## Start Records for processing

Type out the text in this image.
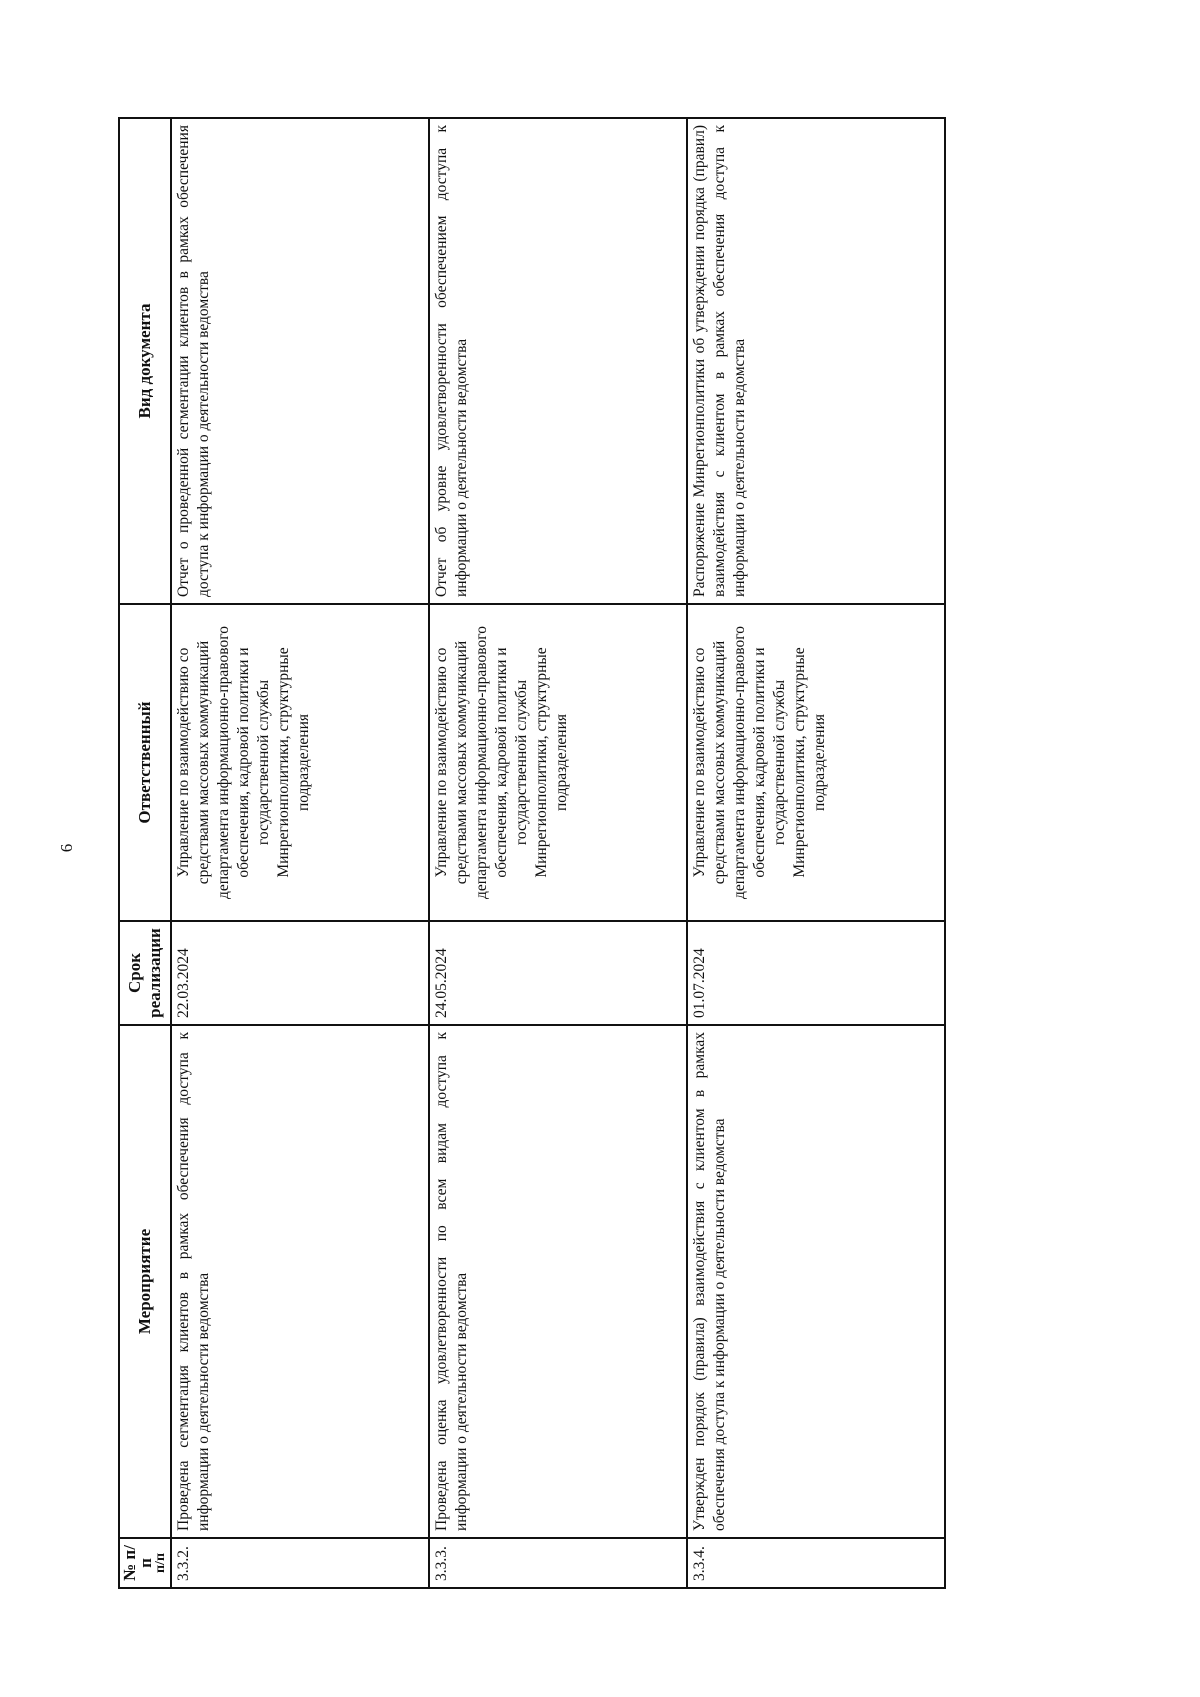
6
№ п/п
п/п	Мероприятие	Срок реализации	Ответственный	Вид документа
3.3.2.	Проведена сегментация клиентов в рамках обеспечения доступа к информации о деятельности ведомства	22.03.2024	Управление по взаимодействию со средствами массовых коммуникаций департамента информационно-правового обеспечения, кадровой политики и государственной службы Минрегионполитики, структурные подразделения	Отчет о проведенной сегментации клиентов в рамках обеспечения доступа к информации о деятельности ведомства
3.3.3.	Проведена оценка удовлетворенности по всем видам доступа к информации о деятельности ведомства	24.05.2024	Управление по взаимодействию со средствами массовых коммуникаций департамента информационно-правового обеспечения, кадровой политики и государственной службы Минрегионполитики, структурные подразделения	Отчет об уровне удовлетворенности обеспечением доступа к информации о деятельности ведомства
3.3.4.	Утвержден порядок (правила) взаимодействия с клиентом в рамках обеспечения доступа к информации о деятельности ведомства	01.07.2024	Управление по взаимодействию со средствами массовых коммуникаций департамента информационно-правового обеспечения, кадровой политики и государственной службы Минрегионполитики, структурные подразделения	Распоряжение Минрегионполитики об утверждении порядка (правил) взаимодействия с клиентом в рамках обеспечения доступа к информации о деятельности ведомства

## End Records for processing

Exercise requirements :: Go back to the records above and write them out exactly, without the pictures.

Answer to the exercise ::
Type out the text in this image.
6
№ п/п
п/п	Мероприятие	Срок реализации	Ответственный	Вид документа
3.3.2.	Проведена сегментация клиентов в рамках обеспечения доступа к информации о деятельности ведомства	22.03.2024	Управление по взаимодействию со средствами массовых коммуникаций департамента информационно-правового обеспечения, кадровой политики и государственной службы Минрегионполитики, структурные подразделения	Отчет о проведенной сегментации клиентов в рамках обеспечения доступа к информации о деятельности ведомства
3.3.3.	Проведена оценка удовлетворенности по всем видам доступа к информации о деятельности ведомства	24.05.2024	Управление по взаимодействию со средствами массовых коммуникаций департамента информационно-правового обеспечения, кадровой политики и государственной службы Минрегионполитики, структурные подразделения	Отчет об уровне удовлетворенности обеспечением доступа к информации о деятельности ведомства
3.3.4.	Утвержден порядок (правила) взаимодействия с клиентом в рамках обеспечения доступа к информации о деятельности ведомства	01.07.2024	Управление по взаимодействию со средствами массовых коммуникаций департамента информационно-правового обеспечения, кадровой политики и государственной службы Минрегионполитики, структурные подразделения	Распоряжение Минрегионполитики об утверждении порядка (правил) взаимодействия с клиентом в рамках обеспечения доступа к информации о деятельности ведомства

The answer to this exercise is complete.